--- Begin ---

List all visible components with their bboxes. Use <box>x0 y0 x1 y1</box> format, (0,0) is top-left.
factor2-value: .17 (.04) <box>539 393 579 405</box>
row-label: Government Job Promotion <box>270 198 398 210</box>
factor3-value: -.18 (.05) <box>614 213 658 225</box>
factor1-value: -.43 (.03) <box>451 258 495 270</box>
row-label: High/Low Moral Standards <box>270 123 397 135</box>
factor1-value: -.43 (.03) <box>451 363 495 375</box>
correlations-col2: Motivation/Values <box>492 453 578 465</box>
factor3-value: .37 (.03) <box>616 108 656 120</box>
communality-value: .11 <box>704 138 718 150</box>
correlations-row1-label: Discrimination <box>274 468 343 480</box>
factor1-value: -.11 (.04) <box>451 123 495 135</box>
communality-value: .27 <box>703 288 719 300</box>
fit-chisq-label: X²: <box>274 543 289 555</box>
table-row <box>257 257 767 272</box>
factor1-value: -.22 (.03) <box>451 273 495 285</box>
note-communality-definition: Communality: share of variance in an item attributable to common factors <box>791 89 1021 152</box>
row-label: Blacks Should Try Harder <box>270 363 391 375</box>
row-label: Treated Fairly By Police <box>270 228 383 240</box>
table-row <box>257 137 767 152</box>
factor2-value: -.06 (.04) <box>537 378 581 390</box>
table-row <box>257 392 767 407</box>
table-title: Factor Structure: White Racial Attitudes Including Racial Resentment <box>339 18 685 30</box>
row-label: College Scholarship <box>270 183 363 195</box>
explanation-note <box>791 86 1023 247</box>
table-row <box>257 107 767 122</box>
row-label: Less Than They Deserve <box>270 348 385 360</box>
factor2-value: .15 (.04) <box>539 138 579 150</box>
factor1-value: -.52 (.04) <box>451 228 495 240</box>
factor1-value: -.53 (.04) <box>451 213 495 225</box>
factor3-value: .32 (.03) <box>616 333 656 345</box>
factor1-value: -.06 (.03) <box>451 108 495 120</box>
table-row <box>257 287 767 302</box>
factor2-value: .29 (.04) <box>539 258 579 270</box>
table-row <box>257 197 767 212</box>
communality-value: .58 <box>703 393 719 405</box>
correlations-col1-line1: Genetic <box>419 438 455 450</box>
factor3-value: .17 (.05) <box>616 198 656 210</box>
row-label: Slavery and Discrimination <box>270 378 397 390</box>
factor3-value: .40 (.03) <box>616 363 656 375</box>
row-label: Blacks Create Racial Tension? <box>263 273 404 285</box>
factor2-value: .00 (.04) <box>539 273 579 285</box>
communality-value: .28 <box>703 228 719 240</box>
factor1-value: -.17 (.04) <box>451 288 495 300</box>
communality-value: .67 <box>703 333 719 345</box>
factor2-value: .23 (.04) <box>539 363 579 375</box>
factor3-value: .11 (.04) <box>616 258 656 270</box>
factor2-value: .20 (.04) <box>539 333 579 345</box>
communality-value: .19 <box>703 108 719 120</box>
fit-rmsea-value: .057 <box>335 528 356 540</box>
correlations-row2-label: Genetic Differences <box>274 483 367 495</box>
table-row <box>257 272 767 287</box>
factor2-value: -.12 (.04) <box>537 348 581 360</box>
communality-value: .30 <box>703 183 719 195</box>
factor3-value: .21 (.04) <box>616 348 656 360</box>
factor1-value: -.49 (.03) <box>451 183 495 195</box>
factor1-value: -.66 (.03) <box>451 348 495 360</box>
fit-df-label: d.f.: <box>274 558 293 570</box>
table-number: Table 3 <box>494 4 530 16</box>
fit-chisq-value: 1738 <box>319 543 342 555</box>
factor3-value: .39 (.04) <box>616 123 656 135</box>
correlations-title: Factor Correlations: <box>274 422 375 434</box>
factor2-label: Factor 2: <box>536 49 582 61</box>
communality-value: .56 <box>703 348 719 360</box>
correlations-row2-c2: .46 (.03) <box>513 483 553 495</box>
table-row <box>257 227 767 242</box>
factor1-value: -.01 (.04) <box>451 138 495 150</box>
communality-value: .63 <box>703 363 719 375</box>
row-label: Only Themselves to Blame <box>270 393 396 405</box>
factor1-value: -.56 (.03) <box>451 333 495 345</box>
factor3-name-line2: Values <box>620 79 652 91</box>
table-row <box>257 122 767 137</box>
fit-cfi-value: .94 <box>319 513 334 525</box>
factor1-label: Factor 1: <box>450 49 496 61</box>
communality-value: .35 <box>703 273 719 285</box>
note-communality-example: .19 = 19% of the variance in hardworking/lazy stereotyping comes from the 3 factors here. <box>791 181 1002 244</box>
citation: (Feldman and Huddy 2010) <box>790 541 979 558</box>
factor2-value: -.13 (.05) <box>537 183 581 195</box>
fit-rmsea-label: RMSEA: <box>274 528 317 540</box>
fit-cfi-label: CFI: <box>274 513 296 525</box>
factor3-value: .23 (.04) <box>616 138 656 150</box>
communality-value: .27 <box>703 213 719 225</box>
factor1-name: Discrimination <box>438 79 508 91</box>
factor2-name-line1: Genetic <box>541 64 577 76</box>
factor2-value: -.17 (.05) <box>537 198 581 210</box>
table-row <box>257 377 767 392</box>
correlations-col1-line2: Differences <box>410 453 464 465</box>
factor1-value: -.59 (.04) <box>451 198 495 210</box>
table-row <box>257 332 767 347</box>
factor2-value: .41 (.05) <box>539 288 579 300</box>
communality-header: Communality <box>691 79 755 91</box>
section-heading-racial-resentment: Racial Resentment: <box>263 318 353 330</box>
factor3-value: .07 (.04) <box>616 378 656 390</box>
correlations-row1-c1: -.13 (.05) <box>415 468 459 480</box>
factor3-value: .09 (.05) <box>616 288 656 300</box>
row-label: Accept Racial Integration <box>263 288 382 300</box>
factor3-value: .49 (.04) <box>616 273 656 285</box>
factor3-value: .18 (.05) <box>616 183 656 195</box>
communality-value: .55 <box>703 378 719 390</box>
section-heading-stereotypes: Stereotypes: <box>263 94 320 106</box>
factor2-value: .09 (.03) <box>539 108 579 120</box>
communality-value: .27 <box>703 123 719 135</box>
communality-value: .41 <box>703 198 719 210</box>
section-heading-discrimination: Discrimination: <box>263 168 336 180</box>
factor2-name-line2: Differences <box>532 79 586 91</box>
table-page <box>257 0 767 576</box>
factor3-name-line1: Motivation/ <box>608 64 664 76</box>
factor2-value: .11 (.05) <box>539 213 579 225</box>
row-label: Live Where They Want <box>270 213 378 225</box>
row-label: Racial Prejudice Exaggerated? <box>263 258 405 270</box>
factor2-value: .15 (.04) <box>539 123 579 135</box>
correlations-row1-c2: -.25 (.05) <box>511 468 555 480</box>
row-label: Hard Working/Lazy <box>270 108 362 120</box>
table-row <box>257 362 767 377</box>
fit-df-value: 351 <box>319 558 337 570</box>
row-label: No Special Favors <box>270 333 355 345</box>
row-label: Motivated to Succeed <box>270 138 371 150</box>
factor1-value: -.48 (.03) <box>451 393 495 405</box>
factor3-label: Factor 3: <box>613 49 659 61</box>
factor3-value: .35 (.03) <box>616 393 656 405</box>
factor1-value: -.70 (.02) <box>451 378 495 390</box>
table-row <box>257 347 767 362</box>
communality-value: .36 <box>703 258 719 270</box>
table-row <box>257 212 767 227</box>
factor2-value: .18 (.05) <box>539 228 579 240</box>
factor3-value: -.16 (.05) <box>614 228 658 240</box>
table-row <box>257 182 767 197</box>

--- End ---

**GIVEN INSTRUCTION**
Turn every line of the listing above into a JSON list of strings, one string per line, with blank lines left out.

**ANSWER FOR THIS EXERCISE**
[
  "List all visible components with their bboxes. Use <box>x0 y0 x1 y1</box> format, (0,0) is top-left.",
  "factor2-value: .17 (.04) <box>539 393 579 405</box>",
  "row-label: Government Job Promotion <box>270 198 398 210</box>",
  "factor3-value: -.18 (.05) <box>614 213 658 225</box>",
  "factor1-value: -.43 (.03) <box>451 258 495 270</box>",
  "row-label: High/Low Moral Standards <box>270 123 397 135</box>",
  "factor1-value: -.43 (.03) <box>451 363 495 375</box>",
  "correlations-col2: Motivation/Values <box>492 453 578 465</box>",
  "factor3-value: .37 (.03) <box>616 108 656 120</box>",
  "communality-value: .11 <box>704 138 718 150</box>",
  "correlations-row1-label: Discrimination <box>274 468 343 480</box>",
  "factor1-value: -.11 (.04) <box>451 123 495 135</box>",
  "communality-value: .27 <box>703 288 719 300</box>",
  "fit-chisq-label: X²: <box>274 543 289 555</box>",
  "table-row <box>257 257 767 272</box>",
  "factor1-value: -.22 (.03) <box>451 273 495 285</box>",
  "note-communality-definition: Communality: share of variance in an item attributable to common factors <box>791 89 1021 152</box>",
  "row-label: Blacks Should Try Harder <box>270 363 391 375</box>",
  "row-label: Treated Fairly By Police <box>270 228 383 240</box>",
  "table-row <box>257 137 767 152</box>",
  "factor2-value: -.06 (.04) <box>537 378 581 390</box>",
  "table-row <box>257 392 767 407</box>",
  "table-title: Factor Structure: White Racial Attitudes Including Racial Resentment <box>339 18 685 30</box>",
  "row-label: College Scholarship <box>270 183 363 195</box>",
  "explanation-note <box>791 86 1023 247</box>",
  "table-row <box>257 107 767 122</box>",
  "row-label: Less Than They Deserve <box>270 348 385 360</box>",
  "factor2-value: .15 (.04) <box>539 138 579 150</box>",
  "factor1-value: -.52 (.04) <box>451 228 495 240</box>",
  "factor1-value: -.53 (.04) <box>451 213 495 225</box>",
  "factor3-value: .32 (.03) <box>616 333 656 345</box>",
  "factor1-value: -.06 (.03) <box>451 108 495 120</box>",
  "table-row <box>257 287 767 302</box>",
  "factor2-value: .29 (.04) <box>539 258 579 270</box>",
  "table-row <box>257 197 767 212</box>",
  "communality-value: .58 <box>703 393 719 405</box>",
  "correlations-col1-line1: Genetic <box>419 438 455 450</box>",
  "factor3-value: .17 (.05) <box>616 198 656 210</box>",
  "row-label: Slavery and Discrimination <box>270 378 397 390</box>",
  "factor3-value: .40 (.03) <box>616 363 656 375</box>",
  "row-label: Blacks Create Racial Tension? <box>263 273 404 285</box>",
  "factor2-value: .00 (.04) <box>539 273 579 285</box>",
  "communality-value: .28 <box>703 228 719 240</box>",
  "factor1-value: -.17 (.04) <box>451 288 495 300</box>",
  "communality-value: .67 <box>703 333 719 345</box>",
  "factor2-value: .23 (.04) <box>539 363 579 375</box>",
  "factor3-value: .11 (.04) <box>616 258 656 270</box>",
  "factor2-value: .20 (.04) <box>539 333 579 345</box>",
  "communality-value: .19 <box>703 108 719 120</box>",
  "fit-rmsea-value: .057 <box>335 528 356 540</box>",
  "correlations-row2-label: Genetic Differences <box>274 483 367 495</box>",
  "table-row <box>257 272 767 287</box>",
  "factor2-value: -.12 (.04) <box>537 348 581 360</box>",
  "communality-value: .30 <box>703 183 719 195</box>",
  "factor3-value: .21 (.04) <box>616 348 656 360</box>",
  "factor1-value: -.49 (.03) <box>451 183 495 195</box>",
  "factor1-value: -.66 (.03) <box>451 348 495 360</box>",
  "fit-df-label: d.f.: <box>274 558 293 570</box>",
  "table-number: Table 3 <box>494 4 530 16</box>",
  "fit-chisq-value: 1738 <box>319 543 342 555</box>",
  "factor3-value: .39 (.04) <box>616 123 656 135</box>",
  "correlations-title: Factor Correlations: <box>274 422 375 434</box>",
  "factor2-label: Factor 2: <box>536 49 582 61</box>",
  "communality-value: .56 <box>703 348 719 360</box>",
  "correlations-row2-c2: .46 (.03) <box>513 483 553 495</box>",
  "table-row <box>257 227 767 242</box>",
  "factor1-value: -.01 (.04) <box>451 138 495 150</box>",
  "communality-value: .63 <box>703 363 719 375</box>",
  "row-label: Only Themselves to Blame <box>270 393 396 405</box>",
  "factor1-value: -.56 (.03) <box>451 333 495 345</box>",
  "factor3-name-line2: Values <box>620 79 652 91</box>",
  "table-row <box>257 122 767 137</box>",
  "fit-cfi-value: .94 <box>319 513 334 525</box>",
  "factor1-label: Factor 1: <box>450 49 496 61</box>",
  "communality-value: .35 <box>703 273 719 285</box>",
  "note-communality-example: .19 = 19% of the variance in hardworking/lazy stereotyping comes from the 3 factors here. <box>791 181 1002 244</box>",
  "citation: (Feldman and Huddy 2010) <box>790 541 979 558</box>",
  "factor2-value: -.13 (.05) <box>537 183 581 195</box>",
  "fit-rmsea-label: RMSEA: <box>274 528 317 540</box>",
  "fit-cfi-label: CFI: <box>274 513 296 525</box>",
  "factor3-value: .23 (.04) <box>616 138 656 150</box>",
  "communality-value: .27 <box>703 213 719 225</box>",
  "factor1-name: Discrimination <box>438 79 508 91</box>",
  "factor2-name-line1: Genetic <box>541 64 577 76</box>",
  "factor2-value: -.17 (.05) <box>537 198 581 210</box>",
  "table-row <box>257 377 767 392</box>",
  "correlations-col1-line2: Differences <box>410 453 464 465</box>",
  "factor1-value: -.59 (.04) <box>451 198 495 210</box>",
  "table-row <box>257 332 767 347</box>",
  "factor2-value: .41 (.05) <box>539 288 579 300</box>",
  "communality-header: Communality <box>691 79 755 91</box>",
  "section-heading-racial-resentment: Racial Resentment: <box>263 318 353 330</box>",
  "factor3-value: .07 (.04) <box>616 378 656 390</box>",
  "correlations-row1-c1: -.13 (.05) <box>415 468 459 480</box>",
  "factor3-value: .09 (.05) <box>616 288 656 300</box>",
  "row-label: Accept Racial Integration <box>263 288 382 300</box>",
  "factor3-value: .49 (.04) <box>616 273 656 285</box>",
  "factor3-value: .18 (.05) <box>616 183 656 195</box>",
  "communality-value: .55 <box>703 378 719 390</box>",
  "section-heading-stereotypes: Stereotypes: <box>263 94 320 106</box>",
  "factor2-value: .09 (.03) <box>539 108 579 120</box>",
  "communality-value: .27 <box>703 123 719 135</box>",
  "communality-value: .41 <box>703 198 719 210</box>",
  "section-heading-discrimination: Discrimination: <box>263 168 336 180</box>",
  "factor2-name-line2: Differences <box>532 79 586 91</box>",
  "table-page <box>257 0 767 576</box>",
  "factor3-name-line1: Motivation/ <box>608 64 664 76</box>",
  "factor2-value: .11 (.05) <box>539 213 579 225</box>",
  "row-label: Live Where They Want <box>270 213 378 225</box>",
  "row-label: Racial Prejudice Exaggerated? <box>263 258 405 270</box>",
  "factor2-value: .15 (.04) <box>539 123 579 135</box>",
  "correlations-row1-c2: -.25 (.05) <box>511 468 555 480</box>",
  "row-label: Hard Working/Lazy <box>270 108 362 120</box>",
  "table-row <box>257 362 767 377</box>",
  "fit-df-value: 351 <box>319 558 337 570</box>",
  "row-label: No Special Favors <box>270 333 355 345</box>",
  "row-label: Motivated to Succeed <box>270 138 371 150</box>",
  "factor1-value: -.48 (.03) <box>451 393 495 405</box>",
  "factor3-label: Factor 3: <box>613 49 659 61</box>",
  "factor3-value: .35 (.03) <box>616 393 656 405</box>",
  "factor1-value: -.70 (.02) <box>451 378 495 390</box>",
  "table-row <box>257 347 767 362</box>",
  "communality-value: .36 <box>703 258 719 270</box>",
  "table-row <box>257 212 767 227</box>",
  "factor2-value: .18 (.05) <box>539 228 579 240</box>",
  "factor3-value: -.16 (.05) <box>614 228 658 240</box>",
  "table-row <box>257 182 767 197</box>"
]